DIRECTION: Show every line below where "JSON" can be found.

ENTRIES PROVIDED:
__________________________________________________

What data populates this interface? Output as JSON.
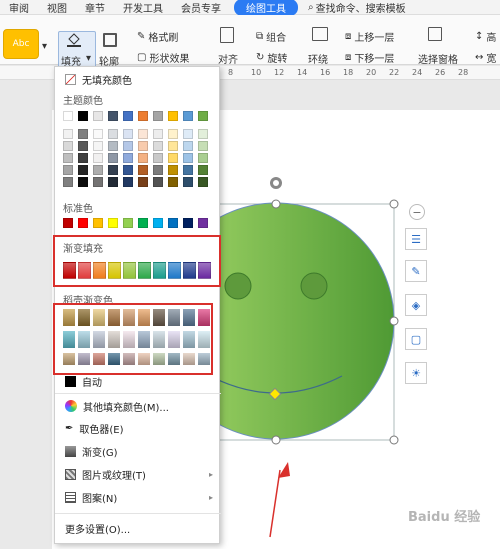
{
  "tabs": [
    "审阅",
    "视图",
    "章节",
    "开发工具",
    "会员专享"
  ],
  "active_tab": "绘图工具",
  "search_label": "查找命令、搜索模板",
  "ribbon": {
    "style_preview": "Abc",
    "fill": "填充",
    "outline": "轮廓",
    "format_brush": "格式刷",
    "shape_effect": "形状效果",
    "align": "对齐",
    "group": "组合",
    "rotate": "旋转",
    "wrap": "环绕",
    "bring_forward": "上移一层",
    "send_backward": "下移一层",
    "selection_pane": "选择窗格",
    "height": "高",
    "width": "宽"
  },
  "ruler_numbers": [
    "8",
    "10",
    "12",
    "14",
    "16",
    "18",
    "20",
    "22",
    "24",
    "26",
    "28"
  ],
  "menu": {
    "no_fill": "无填充颜色",
    "theme_colors": "主题颜色",
    "standard_colors": "标准色",
    "gradient_fill": "渐变填充",
    "docer_gradient": "稻壳渐变色",
    "auto": "自动",
    "more_colors": "其他填充颜色(M)...",
    "eyedropper": "取色器(E)",
    "gradient": "渐变(G)",
    "picture_texture": "图片或纹理(T)",
    "pattern": "图案(N)",
    "more_settings": "更多设置(O)..."
  },
  "colors": {
    "theme_top": [
      "#ffffff",
      "#000000",
      "#e7e6e6",
      "#44546a",
      "#4472c4",
      "#ed7d31",
      "#a5a5a5",
      "#ffc000",
      "#5b9bd5",
      "#70ad47"
    ],
    "standard": [
      "#c00000",
      "#ff0000",
      "#ffc000",
      "#ffff00",
      "#92d050",
      "#00b050",
      "#00b0f0",
      "#0070c0",
      "#002060",
      "#7030a0"
    ],
    "gradient_fill": [
      "#c00000",
      "#e03c3c",
      "#f07c1c",
      "#d6c400",
      "#92c33a",
      "#2ea84a",
      "#1a9c8c",
      "#1f78c8",
      "#203a8c",
      "#6a2aa0"
    ],
    "shape_fill": "#8dc63f",
    "accent": "#2b7bf3",
    "highlight_border": "#d9302c"
  },
  "watermark": "Baidu 经验"
}
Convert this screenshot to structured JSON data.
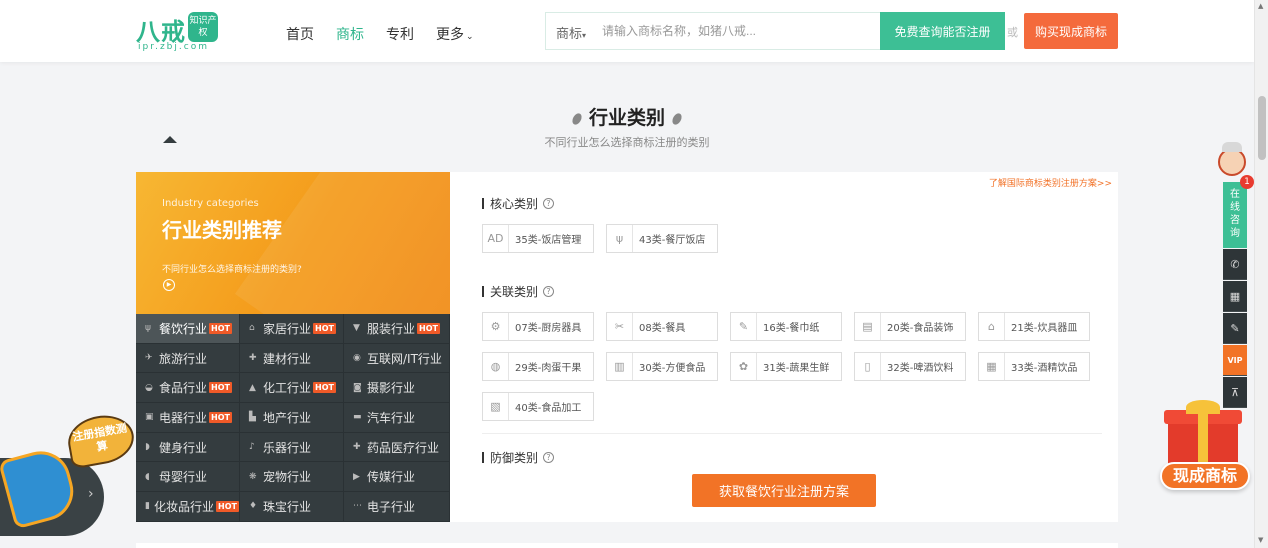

__________________________________________________

SOLUTION TO THE PROBLEM:
What data populates this interface? Output as JSON.
Convert this screenshot to structured JSON data.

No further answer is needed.